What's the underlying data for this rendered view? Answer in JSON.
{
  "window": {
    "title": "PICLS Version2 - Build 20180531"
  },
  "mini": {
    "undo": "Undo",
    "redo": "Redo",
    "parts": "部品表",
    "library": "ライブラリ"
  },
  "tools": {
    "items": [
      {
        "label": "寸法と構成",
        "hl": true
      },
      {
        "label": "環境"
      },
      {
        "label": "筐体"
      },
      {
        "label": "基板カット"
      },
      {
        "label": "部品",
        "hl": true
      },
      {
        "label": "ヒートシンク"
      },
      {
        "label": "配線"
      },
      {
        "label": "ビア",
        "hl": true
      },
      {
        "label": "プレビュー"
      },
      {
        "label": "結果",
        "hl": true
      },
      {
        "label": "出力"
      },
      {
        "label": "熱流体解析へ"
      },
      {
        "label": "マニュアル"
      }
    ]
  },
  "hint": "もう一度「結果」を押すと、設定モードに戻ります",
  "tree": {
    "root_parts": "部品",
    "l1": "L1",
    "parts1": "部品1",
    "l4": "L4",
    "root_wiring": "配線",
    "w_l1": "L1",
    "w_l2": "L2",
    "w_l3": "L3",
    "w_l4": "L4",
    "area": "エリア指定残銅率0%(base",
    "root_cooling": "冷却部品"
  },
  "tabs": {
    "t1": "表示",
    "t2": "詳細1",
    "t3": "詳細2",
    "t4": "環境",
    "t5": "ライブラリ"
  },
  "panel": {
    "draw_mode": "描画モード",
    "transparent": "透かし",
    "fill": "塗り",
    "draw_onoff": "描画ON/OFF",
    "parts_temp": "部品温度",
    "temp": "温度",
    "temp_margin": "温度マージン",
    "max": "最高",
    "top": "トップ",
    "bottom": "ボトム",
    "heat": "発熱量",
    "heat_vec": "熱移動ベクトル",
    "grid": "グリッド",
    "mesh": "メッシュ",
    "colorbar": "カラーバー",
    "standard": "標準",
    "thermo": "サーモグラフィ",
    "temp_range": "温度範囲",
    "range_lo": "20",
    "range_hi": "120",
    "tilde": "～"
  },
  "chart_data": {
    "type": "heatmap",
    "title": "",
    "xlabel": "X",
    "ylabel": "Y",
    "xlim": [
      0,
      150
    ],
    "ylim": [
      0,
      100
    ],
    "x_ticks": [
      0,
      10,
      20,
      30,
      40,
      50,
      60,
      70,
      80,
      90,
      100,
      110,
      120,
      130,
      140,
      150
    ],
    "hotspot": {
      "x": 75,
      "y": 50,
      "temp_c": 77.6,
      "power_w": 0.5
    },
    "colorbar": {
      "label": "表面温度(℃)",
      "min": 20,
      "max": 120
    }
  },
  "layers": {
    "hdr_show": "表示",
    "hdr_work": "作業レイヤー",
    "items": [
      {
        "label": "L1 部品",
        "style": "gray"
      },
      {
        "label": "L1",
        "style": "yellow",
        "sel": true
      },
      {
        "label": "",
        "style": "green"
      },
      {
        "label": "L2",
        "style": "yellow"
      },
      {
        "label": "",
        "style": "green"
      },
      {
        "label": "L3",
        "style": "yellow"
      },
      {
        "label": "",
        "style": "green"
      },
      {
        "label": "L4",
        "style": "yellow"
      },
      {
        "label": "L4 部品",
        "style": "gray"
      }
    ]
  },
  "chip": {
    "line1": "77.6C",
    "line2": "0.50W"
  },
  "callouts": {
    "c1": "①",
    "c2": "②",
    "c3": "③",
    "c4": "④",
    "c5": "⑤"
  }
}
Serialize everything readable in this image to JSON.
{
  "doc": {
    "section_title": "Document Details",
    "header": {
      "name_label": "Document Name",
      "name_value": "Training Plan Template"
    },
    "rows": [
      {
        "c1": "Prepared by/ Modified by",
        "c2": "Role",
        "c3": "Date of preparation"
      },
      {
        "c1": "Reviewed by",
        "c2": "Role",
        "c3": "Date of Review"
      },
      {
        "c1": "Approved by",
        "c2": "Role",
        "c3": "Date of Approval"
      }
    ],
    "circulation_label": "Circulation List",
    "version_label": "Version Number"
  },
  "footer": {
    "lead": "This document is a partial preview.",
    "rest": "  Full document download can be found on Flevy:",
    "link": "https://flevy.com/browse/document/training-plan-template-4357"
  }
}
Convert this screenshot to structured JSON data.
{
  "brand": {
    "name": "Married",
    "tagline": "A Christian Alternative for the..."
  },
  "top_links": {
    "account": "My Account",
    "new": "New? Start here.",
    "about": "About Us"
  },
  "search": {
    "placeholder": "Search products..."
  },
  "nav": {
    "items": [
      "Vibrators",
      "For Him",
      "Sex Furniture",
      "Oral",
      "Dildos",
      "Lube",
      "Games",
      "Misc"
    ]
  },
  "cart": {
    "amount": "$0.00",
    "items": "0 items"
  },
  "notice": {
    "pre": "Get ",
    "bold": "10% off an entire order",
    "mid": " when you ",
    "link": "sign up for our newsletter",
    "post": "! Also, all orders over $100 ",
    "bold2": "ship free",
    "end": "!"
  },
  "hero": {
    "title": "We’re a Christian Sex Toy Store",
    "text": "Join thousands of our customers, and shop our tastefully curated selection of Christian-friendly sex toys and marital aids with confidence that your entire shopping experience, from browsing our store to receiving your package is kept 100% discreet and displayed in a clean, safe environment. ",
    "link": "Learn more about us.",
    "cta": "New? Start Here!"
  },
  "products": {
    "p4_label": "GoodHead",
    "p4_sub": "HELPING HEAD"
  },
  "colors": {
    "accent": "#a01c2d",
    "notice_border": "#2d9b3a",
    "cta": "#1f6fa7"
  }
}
────────
What to work on ▸ Set down the listing above in full, please, exactly as it appears.

Written response ▸
What's the underlying data for this rendered view? Answer in JSON.
{
  "window": {
    "title": "PICLS Version2 - Build 20180531"
  },
  "mini": {
    "undo": "Undo",
    "redo": "Redo",
    "parts": "部品表",
    "library": "ライブラリ"
  },
  "tools": {
    "items": [
      {
        "label": "寸法と構成",
        "hl": true
      },
      {
        "label": "環境"
      },
      {
        "label": "筐体"
      },
      {
        "label": "基板カット"
      },
      {
        "label": "部品",
        "hl": true
      },
      {
        "label": "ヒートシンク"
      },
      {
        "label": "配線"
      },
      {
        "label": "ビア",
        "hl": true
      },
      {
        "label": "プレビュー"
      },
      {
        "label": "結果",
        "hl": true
      },
      {
        "label": "出力"
      },
      {
        "label": "熱流体解析へ"
      },
      {
        "label": "マニュアル"
      }
    ]
  },
  "hint": "もう一度「結果」を押すと、設定モードに戻ります",
  "tree": {
    "root_parts": "部品",
    "l1": "L1",
    "parts1": "部品1",
    "l4": "L4",
    "root_wiring": "配線",
    "w_l1": "L1",
    "w_l2": "L2",
    "w_l3": "L3",
    "w_l4": "L4",
    "area": "エリア指定残銅率0%(base",
    "root_cooling": "冷却部品"
  },
  "tabs": {
    "t1": "表示",
    "t2": "詳細1",
    "t3": "詳細2",
    "t4": "環境",
    "t5": "ライブラリ"
  },
  "panel": {
    "draw_mode": "描画モード",
    "transparent": "透かし",
    "fill": "塗り",
    "draw_onoff": "描画ON/OFF",
    "parts_temp": "部品温度",
    "temp": "温度",
    "temp_margin": "温度マージン",
    "max": "最高",
    "top": "トップ",
    "bottom": "ボトム",
    "heat": "発熱量",
    "heat_vec": "熱移動ベクトル",
    "grid": "グリッド",
    "mesh": "メッシュ",
    "colorbar": "カラーバー",
    "standard": "標準",
    "thermo": "サーモグラフィ",
    "temp_range": "温度範囲",
    "range_lo": "20",
    "range_hi": "120",
    "tilde": "～"
  },
  "chart_data": {
    "type": "heatmap",
    "title": "",
    "xlabel": "X",
    "ylabel": "Y",
    "xlim": [
      0,
      150
    ],
    "ylim": [
      0,
      100
    ],
    "x_ticks": [
      0,
      10,
      20,
      30,
      40,
      50,
      60,
      70,
      80,
      90,
      100,
      110,
      120,
      130,
      140,
      150
    ],
    "hotspot": {
      "x": 75,
      "y": 50,
      "temp_c": 77.6,
      "power_w": 0.5
    },
    "colorbar": {
      "label": "表面温度(℃)",
      "min": 20,
      "max": 120
    }
  },
  "layers": {
    "hdr_show": "表示",
    "hdr_work": "作業レイヤー",
    "items": [
      {
        "label": "L1 部品",
        "style": "gray"
      },
      {
        "label": "L1",
        "style": "yellow",
        "sel": true
      },
      {
        "label": "",
        "style": "green"
      },
      {
        "label": "L2",
        "style": "yellow"
      },
      {
        "label": "",
        "style": "green"
      },
      {
        "label": "L3",
        "style": "yellow"
      },
      {
        "label": "",
        "style": "green"
      },
      {
        "label": "L4",
        "style": "yellow"
      },
      {
        "label": "L4 部品",
        "style": "gray"
      }
    ]
  },
  "chip": {
    "line1": "77.6C",
    "line2": "0.50W"
  },
  "callouts": {
    "c1": "①",
    "c2": "②",
    "c3": "③",
    "c4": "④",
    "c5": "⑤"
  }
}
Serialize everything readable in this image to JSON.
{
  "doc": {
    "section_title": "Document Details",
    "header": {
      "name_label": "Document Name",
      "name_value": "Training Plan Template"
    },
    "rows": [
      {
        "c1": "Prepared by/ Modified by",
        "c2": "Role",
        "c3": "Date of preparation"
      },
      {
        "c1": "Reviewed by",
        "c2": "Role",
        "c3": "Date of Review"
      },
      {
        "c1": "Approved by",
        "c2": "Role",
        "c3": "Date of Approval"
      }
    ],
    "circulation_label": "Circulation List",
    "version_label": "Version Number"
  },
  "footer": {
    "lead": "This document is a partial preview.",
    "rest": "  Full document download can be found on Flevy:",
    "link": "https://flevy.com/browse/document/training-plan-template-4357"
  }
}
Convert this screenshot to structured JSON data.
{
  "brand": {
    "name": "Married",
    "tagline": "A Christian Alternative for the..."
  },
  "top_links": {
    "account": "My Account",
    "new": "New? Start here.",
    "about": "About Us"
  },
  "search": {
    "placeholder": "Search products..."
  },
  "nav": {
    "items": [
      "Vibrators",
      "For Him",
      "Sex Furniture",
      "Oral",
      "Dildos",
      "Lube",
      "Games",
      "Misc"
    ]
  },
  "cart": {
    "amount": "$0.00",
    "items": "0 items"
  },
  "notice": {
    "pre": "Get ",
    "bold": "10% off an entire order",
    "mid": " when you ",
    "link": "sign up for our newsletter",
    "post": "! Also, all orders over $100 ",
    "bold2": "ship free",
    "end": "!"
  },
  "hero": {
    "title": "We’re a Christian Sex Toy Store",
    "text": "Join thousands of our customers, and shop our tastefully curated selection of Christian-friendly sex toys and marital aids with confidence that your entire shopping experience, from browsing our store to receiving your package is kept 100% discreet and displayed in a clean, safe environment. ",
    "link": "Learn more about us.",
    "cta": "New? Start Here!"
  },
  "products": {
    "p4_label": "GoodHead",
    "p4_sub": "HELPING HEAD"
  },
  "colors": {
    "accent": "#a01c2d",
    "notice_border": "#2d9b3a",
    "cta": "#1f6fa7"
  }
}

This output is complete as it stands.